Aim of the task -
Write out each line in which the string "sellers" is present.

Exercise input -
-- begin --

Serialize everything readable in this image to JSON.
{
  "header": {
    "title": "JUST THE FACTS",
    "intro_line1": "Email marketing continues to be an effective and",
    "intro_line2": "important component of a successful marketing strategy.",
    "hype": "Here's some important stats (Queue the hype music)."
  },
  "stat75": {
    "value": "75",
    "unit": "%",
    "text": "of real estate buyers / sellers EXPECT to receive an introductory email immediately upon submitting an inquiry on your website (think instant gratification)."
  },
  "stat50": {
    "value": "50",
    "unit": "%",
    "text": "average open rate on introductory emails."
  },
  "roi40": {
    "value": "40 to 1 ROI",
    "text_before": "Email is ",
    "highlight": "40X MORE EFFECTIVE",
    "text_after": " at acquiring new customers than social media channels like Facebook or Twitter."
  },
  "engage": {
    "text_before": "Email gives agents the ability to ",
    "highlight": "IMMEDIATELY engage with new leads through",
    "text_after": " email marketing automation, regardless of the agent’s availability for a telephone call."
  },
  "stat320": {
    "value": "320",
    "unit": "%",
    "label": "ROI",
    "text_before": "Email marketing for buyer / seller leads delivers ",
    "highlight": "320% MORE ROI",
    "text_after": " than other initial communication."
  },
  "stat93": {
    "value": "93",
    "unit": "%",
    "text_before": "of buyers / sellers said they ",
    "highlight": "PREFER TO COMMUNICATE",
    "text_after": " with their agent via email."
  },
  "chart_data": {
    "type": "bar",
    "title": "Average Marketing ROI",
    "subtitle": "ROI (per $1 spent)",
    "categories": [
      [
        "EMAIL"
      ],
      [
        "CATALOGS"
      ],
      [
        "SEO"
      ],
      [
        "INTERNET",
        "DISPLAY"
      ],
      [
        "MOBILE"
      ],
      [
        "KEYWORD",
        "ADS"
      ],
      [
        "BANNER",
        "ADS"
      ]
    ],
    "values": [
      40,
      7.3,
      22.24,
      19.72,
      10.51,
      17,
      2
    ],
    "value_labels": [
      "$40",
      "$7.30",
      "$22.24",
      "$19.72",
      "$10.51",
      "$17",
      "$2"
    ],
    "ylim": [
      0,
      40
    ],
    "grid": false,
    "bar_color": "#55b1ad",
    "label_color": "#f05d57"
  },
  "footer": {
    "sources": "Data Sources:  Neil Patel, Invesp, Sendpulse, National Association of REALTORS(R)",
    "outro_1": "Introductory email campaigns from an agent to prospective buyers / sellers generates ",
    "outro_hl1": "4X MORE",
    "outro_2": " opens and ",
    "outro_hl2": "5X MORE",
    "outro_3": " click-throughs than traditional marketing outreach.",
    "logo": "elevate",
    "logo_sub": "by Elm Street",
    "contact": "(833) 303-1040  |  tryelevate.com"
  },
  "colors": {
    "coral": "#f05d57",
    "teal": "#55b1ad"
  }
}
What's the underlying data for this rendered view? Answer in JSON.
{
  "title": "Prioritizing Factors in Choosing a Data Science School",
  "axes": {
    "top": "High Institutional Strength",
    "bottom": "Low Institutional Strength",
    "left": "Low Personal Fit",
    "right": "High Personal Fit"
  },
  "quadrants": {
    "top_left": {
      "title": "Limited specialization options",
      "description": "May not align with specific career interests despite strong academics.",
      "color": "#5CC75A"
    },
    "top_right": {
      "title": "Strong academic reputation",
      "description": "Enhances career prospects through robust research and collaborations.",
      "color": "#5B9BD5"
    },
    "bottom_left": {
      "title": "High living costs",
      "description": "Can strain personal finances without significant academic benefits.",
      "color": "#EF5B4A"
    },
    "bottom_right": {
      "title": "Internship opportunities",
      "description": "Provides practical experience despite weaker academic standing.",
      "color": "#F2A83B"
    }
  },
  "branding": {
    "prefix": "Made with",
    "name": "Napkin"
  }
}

-- end --

Output for this exercise -
    "text": "of real estate buyers / sellers EXPECT to receive an introductory email immediately upon submitting an inquiry on your website (think instant gratification)."
    "text_before": "of buyers / sellers said they ",
    "outro_1": "Introductory email campaigns from an agent to prospective buyers / sellers generates ",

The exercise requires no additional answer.